• _Given request_:
Transcribe all of the records precisely as they are presented.

• _Data for processing_:
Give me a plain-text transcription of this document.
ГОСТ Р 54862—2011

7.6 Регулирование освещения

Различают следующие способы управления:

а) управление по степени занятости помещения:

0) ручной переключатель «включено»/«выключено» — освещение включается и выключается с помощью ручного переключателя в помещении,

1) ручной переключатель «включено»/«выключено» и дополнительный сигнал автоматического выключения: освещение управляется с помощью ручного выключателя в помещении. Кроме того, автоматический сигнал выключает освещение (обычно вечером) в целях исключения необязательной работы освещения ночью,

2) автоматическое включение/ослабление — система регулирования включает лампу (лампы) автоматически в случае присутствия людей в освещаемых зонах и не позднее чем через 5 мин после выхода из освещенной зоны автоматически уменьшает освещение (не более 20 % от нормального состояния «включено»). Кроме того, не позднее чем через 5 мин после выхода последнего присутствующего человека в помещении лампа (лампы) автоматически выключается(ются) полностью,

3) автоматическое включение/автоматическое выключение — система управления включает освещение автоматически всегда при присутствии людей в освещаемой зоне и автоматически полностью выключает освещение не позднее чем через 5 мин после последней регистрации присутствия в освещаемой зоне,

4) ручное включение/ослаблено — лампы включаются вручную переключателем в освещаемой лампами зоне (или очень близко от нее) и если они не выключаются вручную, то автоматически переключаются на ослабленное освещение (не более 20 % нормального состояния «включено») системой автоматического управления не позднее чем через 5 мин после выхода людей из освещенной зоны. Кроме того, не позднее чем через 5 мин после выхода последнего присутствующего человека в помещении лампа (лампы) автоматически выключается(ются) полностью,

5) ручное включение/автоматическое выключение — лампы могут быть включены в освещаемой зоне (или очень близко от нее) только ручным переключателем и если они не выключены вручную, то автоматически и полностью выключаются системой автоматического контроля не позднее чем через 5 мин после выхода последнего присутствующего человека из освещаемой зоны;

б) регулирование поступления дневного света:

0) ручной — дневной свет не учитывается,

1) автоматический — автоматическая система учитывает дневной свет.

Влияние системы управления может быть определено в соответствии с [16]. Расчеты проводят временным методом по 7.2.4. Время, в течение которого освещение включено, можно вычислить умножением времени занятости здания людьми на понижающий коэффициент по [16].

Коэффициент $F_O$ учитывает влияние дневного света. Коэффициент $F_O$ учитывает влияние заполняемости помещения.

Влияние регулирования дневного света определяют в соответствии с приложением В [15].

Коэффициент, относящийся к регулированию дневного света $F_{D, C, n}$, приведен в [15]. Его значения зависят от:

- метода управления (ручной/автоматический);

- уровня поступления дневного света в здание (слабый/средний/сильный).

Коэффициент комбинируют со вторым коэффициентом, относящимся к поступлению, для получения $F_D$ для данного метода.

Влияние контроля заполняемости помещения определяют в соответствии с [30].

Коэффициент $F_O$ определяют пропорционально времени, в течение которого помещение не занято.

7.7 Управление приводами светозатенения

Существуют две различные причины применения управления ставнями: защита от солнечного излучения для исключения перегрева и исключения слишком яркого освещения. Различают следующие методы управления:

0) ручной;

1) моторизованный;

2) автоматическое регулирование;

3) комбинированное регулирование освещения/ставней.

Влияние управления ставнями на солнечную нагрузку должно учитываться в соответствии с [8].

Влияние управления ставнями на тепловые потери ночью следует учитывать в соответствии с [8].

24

• _Solution for this problem_:
Give me a plain-text transcription of this document.
ГОСТ Р 54862—2011

7.6 Регулирование освещения

Различают следующие способы управления:

а) управление по степени занятости помещения:

0) ручной переключатель «включено»/«выключено» — освещение включается и выключается с помощью ручного переключателя в помещении,

1) ручной переключатель «включено»/«выключено» и дополнительный сигнал автоматического выключения: освещение управляется с помощью ручного выключателя в помещении. Кроме того, автоматический сигнал выключает освещение (обычно вечером) в целях исключения необязательной работы освещения ночью,

2) автоматическое включение/ослабление — система регулирования включает лампу (лампы) автоматически в случае присутствия людей в освещаемых зонах и не позднее чем через 5 мин после выхода из освещенной зоны автоматически уменьшает освещение (не более 20 % от нормального состояния «включено»). Кроме того, не позднее чем через 5 мин после выхода последнего присутствующего человека в помещении лампа (лампы) автоматически выключается(ются) полностью,

3) автоматическое включение/автоматическое выключение — система управления включает освещение автоматически всегда при присутствии людей в освещаемой зоне и автоматически полностью выключает освещение не позднее чем через 5 мин после последней регистрации присутствия в освещаемой зоне,

4) ручное включение/ослаблено — лампы включаются вручную переключателем в освещаемой лампами зоне (или очень близко от нее) и если они не выключаются вручную, то автоматически переключаются на ослабленное освещение (не более 20 % нормального состояния «включено») системой автоматического управления не позднее чем через 5 мин после выхода людей из освещенной зоны. Кроме того, не позднее чем через 5 мин после выхода последнего присутствующего человека в помещении лампа (лампы) автоматически выключается(ются) полностью,

5) ручное включение/автоматическое выключение — лампы могут быть включены в освещаемой зоне (или очень близко от нее) только ручным переключателем и если они не выключены вручную, то автоматически и полностью выключаются системой автоматического контроля не позднее чем через 5 мин после выхода последнего присутствующего человека из освещаемой зоны;

б) регулирование поступления дневного света:

0) ручной — дневной свет не учитывается,

1) автоматический — автоматическая система учитывает дневной свет.

Влияние системы управления может быть определено в соответствии с [16]. Расчеты проводят временным методом по 7.2.4. Время, в течение которого освещение включено, можно вычислить умножением времени занятости здания людьми на понижающий коэффициент по [16].

Коэффициент $F_O$ учитывает влияние дневного света. Коэффициент $F_O$ учитывает влияние заполняемости помещения.

Влияние регулирования дневного света определяют в соответствии с приложением В [15].

Коэффициент, относящийся к регулированию дневного света $F_{D, C, n}$, приведен в [15]. Его значения зависят от:

- метода управления (ручной/автоматический);

- уровня поступления дневного света в здание (слабый/средний/сильный).

Коэффициент комбинируют со вторым коэффициентом, относящимся к поступлению, для получения $F_D$ для данного метода.

Влияние контроля заполняемости помещения определяют в соответствии с [30].

Коэффициент $F_O$ определяют пропорционально времени, в течение которого помещение не занято.

7.7 Управление приводами светозатенения

Существуют две различные причины применения управления ставнями: защита от солнечного излучения для исключения перегрева и исключения слишком яркого освещения. Различают следующие методы управления:

0) ручной;

1) моторизованный;

2) автоматическое регулирование;

3) комбинированное регулирование освещения/ставней.

Влияние управления ставнями на солнечную нагрузку должно учитываться в соответствии с [8].

Влияние управления ставнями на тепловые потери ночью следует учитывать в соответствии с [8].

24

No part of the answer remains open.